Copy out all lines that carry the word "INFILT".

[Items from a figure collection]
_ _ _ _ _ _ _

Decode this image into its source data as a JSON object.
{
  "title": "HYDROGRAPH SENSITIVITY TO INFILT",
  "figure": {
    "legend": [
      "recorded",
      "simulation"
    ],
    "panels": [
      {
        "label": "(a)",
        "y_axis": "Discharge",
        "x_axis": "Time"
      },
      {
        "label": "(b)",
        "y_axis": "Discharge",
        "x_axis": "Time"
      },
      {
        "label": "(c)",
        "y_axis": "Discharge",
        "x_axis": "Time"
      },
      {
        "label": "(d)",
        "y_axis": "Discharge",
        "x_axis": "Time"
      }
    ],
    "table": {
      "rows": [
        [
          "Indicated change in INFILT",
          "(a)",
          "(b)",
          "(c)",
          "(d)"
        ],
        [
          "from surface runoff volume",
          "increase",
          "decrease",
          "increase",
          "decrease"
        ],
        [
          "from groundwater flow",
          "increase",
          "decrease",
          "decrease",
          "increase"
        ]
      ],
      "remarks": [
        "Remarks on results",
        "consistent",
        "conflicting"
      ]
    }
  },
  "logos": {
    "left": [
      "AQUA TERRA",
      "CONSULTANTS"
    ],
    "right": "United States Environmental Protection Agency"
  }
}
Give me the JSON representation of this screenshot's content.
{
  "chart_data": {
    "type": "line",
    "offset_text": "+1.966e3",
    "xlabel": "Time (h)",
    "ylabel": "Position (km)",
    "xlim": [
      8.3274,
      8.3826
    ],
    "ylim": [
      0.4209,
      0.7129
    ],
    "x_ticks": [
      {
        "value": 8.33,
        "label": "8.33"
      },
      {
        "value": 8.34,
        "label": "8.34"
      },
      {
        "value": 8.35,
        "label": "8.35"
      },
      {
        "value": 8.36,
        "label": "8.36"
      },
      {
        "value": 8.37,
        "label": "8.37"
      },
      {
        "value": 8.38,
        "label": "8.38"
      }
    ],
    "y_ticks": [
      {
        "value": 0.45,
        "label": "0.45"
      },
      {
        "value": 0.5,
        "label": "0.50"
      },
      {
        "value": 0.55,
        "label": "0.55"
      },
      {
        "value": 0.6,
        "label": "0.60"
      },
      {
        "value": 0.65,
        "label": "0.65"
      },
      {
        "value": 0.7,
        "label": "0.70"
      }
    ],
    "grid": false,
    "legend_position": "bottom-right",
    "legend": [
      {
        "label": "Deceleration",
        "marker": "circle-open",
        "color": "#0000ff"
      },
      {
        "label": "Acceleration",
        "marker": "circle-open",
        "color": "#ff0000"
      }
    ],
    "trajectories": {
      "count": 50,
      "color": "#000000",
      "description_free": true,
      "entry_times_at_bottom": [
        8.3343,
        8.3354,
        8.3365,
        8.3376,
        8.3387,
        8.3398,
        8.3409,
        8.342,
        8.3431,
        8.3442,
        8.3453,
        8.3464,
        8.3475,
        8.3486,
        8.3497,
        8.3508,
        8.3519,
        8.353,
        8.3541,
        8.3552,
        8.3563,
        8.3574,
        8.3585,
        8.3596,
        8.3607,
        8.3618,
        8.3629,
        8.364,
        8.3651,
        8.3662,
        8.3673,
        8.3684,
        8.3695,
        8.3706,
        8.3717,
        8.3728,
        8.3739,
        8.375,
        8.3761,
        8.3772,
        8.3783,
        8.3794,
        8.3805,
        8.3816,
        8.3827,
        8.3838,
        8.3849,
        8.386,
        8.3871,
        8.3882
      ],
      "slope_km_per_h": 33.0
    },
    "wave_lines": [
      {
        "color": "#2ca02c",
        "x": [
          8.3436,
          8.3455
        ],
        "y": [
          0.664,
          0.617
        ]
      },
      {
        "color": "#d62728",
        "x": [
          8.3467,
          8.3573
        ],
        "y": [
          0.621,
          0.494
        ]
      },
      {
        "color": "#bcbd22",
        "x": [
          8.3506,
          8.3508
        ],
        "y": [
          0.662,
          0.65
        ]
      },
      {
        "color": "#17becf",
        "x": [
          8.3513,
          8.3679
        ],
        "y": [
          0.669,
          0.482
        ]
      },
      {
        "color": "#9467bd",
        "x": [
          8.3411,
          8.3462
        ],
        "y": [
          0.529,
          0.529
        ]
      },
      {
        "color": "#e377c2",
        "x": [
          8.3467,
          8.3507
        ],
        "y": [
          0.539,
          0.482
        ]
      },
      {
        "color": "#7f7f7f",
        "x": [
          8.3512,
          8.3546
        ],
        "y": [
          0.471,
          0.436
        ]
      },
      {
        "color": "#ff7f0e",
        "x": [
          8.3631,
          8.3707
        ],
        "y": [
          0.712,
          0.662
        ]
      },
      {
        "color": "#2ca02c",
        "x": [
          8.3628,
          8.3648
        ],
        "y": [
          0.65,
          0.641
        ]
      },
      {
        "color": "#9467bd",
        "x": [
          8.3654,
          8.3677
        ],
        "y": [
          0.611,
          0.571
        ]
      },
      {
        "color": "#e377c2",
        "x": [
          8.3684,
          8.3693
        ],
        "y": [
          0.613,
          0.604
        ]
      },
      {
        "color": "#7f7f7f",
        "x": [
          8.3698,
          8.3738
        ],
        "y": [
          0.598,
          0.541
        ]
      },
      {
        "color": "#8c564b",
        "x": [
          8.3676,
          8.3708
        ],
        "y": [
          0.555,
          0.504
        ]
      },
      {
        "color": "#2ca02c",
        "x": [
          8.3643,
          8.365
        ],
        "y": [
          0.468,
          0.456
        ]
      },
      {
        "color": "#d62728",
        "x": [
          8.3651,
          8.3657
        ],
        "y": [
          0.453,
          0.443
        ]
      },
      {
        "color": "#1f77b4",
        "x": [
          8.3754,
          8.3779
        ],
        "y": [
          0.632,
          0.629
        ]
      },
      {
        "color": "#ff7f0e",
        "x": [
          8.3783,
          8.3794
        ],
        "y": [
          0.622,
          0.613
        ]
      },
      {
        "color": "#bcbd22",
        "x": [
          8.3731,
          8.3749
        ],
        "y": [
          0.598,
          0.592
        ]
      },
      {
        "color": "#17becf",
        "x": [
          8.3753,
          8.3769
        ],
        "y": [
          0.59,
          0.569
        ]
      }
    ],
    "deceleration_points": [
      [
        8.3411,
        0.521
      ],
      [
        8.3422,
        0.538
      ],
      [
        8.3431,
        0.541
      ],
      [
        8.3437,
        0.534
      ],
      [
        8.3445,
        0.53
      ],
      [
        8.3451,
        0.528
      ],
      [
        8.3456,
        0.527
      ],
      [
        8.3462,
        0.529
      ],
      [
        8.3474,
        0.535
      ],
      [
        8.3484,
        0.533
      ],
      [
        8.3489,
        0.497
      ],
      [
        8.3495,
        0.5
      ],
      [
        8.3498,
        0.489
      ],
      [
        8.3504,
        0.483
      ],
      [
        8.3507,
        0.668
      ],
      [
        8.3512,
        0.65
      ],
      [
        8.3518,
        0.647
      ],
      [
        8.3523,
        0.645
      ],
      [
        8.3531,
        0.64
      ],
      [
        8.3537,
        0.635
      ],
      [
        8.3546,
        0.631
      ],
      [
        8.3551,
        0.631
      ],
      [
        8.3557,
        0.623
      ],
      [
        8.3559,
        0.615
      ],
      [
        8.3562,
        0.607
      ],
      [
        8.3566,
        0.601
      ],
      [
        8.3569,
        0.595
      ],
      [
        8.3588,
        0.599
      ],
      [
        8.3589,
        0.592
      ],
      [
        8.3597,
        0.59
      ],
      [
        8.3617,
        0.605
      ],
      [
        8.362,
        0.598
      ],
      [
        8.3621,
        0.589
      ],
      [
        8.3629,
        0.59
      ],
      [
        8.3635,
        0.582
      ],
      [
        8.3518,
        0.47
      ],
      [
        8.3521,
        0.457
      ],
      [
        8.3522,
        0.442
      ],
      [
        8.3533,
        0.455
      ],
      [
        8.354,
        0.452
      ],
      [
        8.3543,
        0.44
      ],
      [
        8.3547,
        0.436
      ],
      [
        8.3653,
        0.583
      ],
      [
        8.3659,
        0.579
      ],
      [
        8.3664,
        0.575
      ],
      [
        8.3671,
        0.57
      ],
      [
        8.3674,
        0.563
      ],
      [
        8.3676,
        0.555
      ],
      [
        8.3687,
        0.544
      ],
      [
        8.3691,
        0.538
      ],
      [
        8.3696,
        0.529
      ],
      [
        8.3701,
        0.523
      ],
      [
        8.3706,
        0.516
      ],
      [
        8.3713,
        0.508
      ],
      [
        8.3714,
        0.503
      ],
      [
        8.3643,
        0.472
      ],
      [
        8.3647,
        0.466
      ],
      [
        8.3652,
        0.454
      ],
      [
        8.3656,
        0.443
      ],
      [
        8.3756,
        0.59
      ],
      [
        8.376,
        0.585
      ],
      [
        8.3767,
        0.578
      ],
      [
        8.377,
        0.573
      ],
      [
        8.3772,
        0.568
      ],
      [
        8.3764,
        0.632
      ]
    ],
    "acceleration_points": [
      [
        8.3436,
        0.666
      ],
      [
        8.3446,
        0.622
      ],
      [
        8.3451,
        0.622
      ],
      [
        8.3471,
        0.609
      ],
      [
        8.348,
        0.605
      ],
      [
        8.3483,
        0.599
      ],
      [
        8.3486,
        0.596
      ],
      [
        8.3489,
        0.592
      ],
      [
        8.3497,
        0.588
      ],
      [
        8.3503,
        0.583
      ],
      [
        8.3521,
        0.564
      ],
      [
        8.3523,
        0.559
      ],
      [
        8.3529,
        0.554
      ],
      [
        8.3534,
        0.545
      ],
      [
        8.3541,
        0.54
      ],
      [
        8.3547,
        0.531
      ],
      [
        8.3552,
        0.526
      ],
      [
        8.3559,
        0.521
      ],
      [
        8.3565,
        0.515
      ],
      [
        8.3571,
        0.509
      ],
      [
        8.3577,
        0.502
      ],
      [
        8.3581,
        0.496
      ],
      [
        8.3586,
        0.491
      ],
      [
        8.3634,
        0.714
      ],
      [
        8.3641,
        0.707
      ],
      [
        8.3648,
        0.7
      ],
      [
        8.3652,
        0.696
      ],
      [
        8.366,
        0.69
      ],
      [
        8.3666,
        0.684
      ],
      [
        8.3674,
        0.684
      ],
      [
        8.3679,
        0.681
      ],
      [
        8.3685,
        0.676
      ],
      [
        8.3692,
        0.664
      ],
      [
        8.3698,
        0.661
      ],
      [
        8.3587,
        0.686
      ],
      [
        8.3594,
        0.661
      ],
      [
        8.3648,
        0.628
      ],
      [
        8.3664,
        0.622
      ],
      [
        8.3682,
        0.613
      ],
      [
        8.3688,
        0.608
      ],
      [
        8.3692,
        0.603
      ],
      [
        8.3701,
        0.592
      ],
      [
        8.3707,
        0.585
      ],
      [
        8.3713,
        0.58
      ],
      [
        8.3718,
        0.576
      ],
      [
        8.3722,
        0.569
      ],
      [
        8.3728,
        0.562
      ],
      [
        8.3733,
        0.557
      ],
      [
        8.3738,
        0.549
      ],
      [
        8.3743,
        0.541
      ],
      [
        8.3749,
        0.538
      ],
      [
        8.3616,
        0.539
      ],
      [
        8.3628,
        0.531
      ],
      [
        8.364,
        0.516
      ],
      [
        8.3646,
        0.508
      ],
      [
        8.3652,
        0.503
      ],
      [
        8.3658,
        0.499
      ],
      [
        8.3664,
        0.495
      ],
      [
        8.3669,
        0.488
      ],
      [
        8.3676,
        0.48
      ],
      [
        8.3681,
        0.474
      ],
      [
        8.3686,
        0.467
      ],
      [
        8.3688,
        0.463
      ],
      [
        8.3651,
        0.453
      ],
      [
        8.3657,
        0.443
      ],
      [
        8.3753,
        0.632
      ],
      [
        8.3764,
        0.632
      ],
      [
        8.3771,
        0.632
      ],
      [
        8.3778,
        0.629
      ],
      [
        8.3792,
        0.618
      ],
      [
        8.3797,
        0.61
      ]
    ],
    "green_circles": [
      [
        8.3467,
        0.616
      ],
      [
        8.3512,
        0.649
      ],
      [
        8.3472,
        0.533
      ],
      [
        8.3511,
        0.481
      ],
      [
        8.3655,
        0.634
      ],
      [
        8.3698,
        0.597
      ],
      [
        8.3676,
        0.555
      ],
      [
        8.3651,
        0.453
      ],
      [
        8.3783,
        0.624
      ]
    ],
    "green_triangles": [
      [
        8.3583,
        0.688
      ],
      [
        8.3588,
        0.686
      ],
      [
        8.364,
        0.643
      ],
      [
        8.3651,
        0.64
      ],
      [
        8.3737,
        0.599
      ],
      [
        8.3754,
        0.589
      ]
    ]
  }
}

_ _ _ _ _ _ _

Result »
  "title": "HYDROGRAPH SENSITIVITY TO INFILT",
          "Indicated change in INFILT",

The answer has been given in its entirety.